■ Task requirements: In the listing that follows, count the lines holding the word "Closing" and report only that number.

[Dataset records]

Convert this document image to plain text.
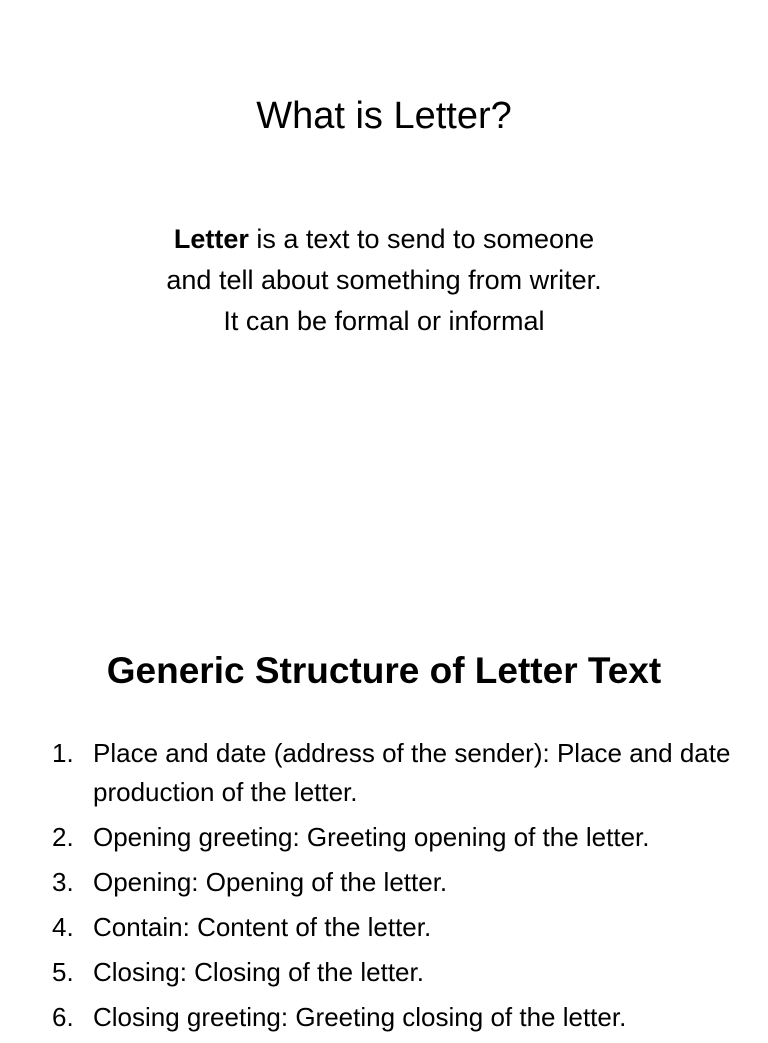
What is Letter?
Letter is a text to send to someone
and tell about something from writer.
It can be formal or informal
Generic Structure of Letter Text
1. Place and date (address of the sender): Place and date production of the letter.
2. Opening greeting: Greeting opening of the letter.
3. Opening: Opening of the letter.
4. Contain: Content of the letter.
5. Closing: Closing of the letter.
6. Closing greeting: Greeting closing of the letter.
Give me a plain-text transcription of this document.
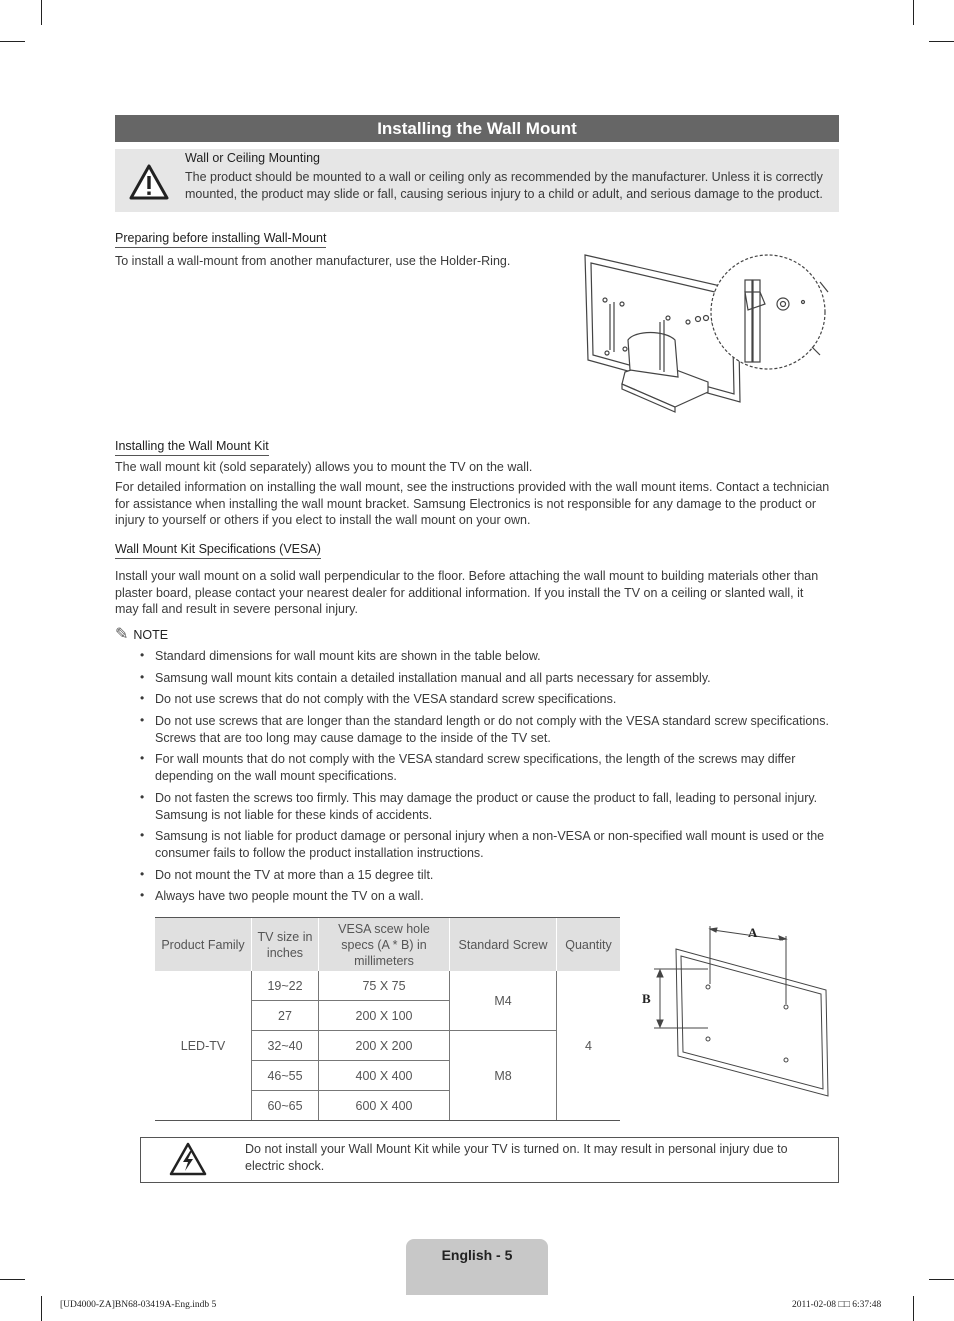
Installing the Wall Mount
Wall or Ceiling Mounting
The product should be mounted to a wall or ceiling only as recommended by the manufacturer. Unless it is correctly mounted, the product may slide or fall, causing serious injury to a child or adult, and serious damage to the product.
Preparing before installing Wall-Mount
To install a wall-mount from another manufacturer, use the Holder-Ring.
Installing the Wall Mount Kit
The wall mount kit (sold separately) allows you to mount the TV on the wall.
For detailed information on installing the wall mount, see the instructions provided with the wall mount items. Contact a technician for assistance when installing the wall mount bracket. Samsung Electronics is not responsible for any damage to the product or injury to yourself or others if you elect to install the wall mount on your own.
Wall Mount Kit Specifications (VESA)
Install your wall mount on a solid wall perpendicular to the floor. Before attaching the wall mount to building materials other than plaster board, please contact your nearest dealer for additional information. If you install the TV on a ceiling or slanted wall, it may fall and result in severe personal injury.
✎ NOTE
• Standard dimensions for wall mount kits are shown in the table below.
• Samsung wall mount kits contain a detailed installation manual and all parts necessary for assembly.
• Do not use screws that do not comply with the VESA standard screw specifications.
• Do not use screws that are longer than the standard length or do not comply with the VESA standard screw specifications. Screws that are too long may cause damage to the inside of the TV set.
• For wall mounts that do not comply with the VESA standard screw specifications, the length of the screws may differ depending on the wall mount specifications.
• Do not fasten the screws too firmly. This may damage the product or cause the product to fall, leading to personal injury. Samsung is not liable for these kinds of accidents.
• Samsung is not liable for product damage or personal injury when a non-VESA or non-specified wall mount is used or the consumer fails to follow the product installation instructions.
• Do not mount the TV at more than a 15 degree tilt.
• Always have two people mount the TV on a wall.
Product Family	TV size in inches	VESA scew hole specs (A * B) in millimeters	Standard Screw	Quantity
LED-TV	19~22	75 X 75	M4	4
	27	200 X 100		
	32~40	200 X 200	M8	
	46~55	400 X 400		
	60~65	600 X 400		
A
B
Do not install your Wall Mount Kit while your TV is turned on. It may result in personal injury due to electric shock.
English - 5
[UD4000-ZA]BN68-03419A-Eng.indb 5	2011-02-08 □□ 6:37:48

■ Written answer: 2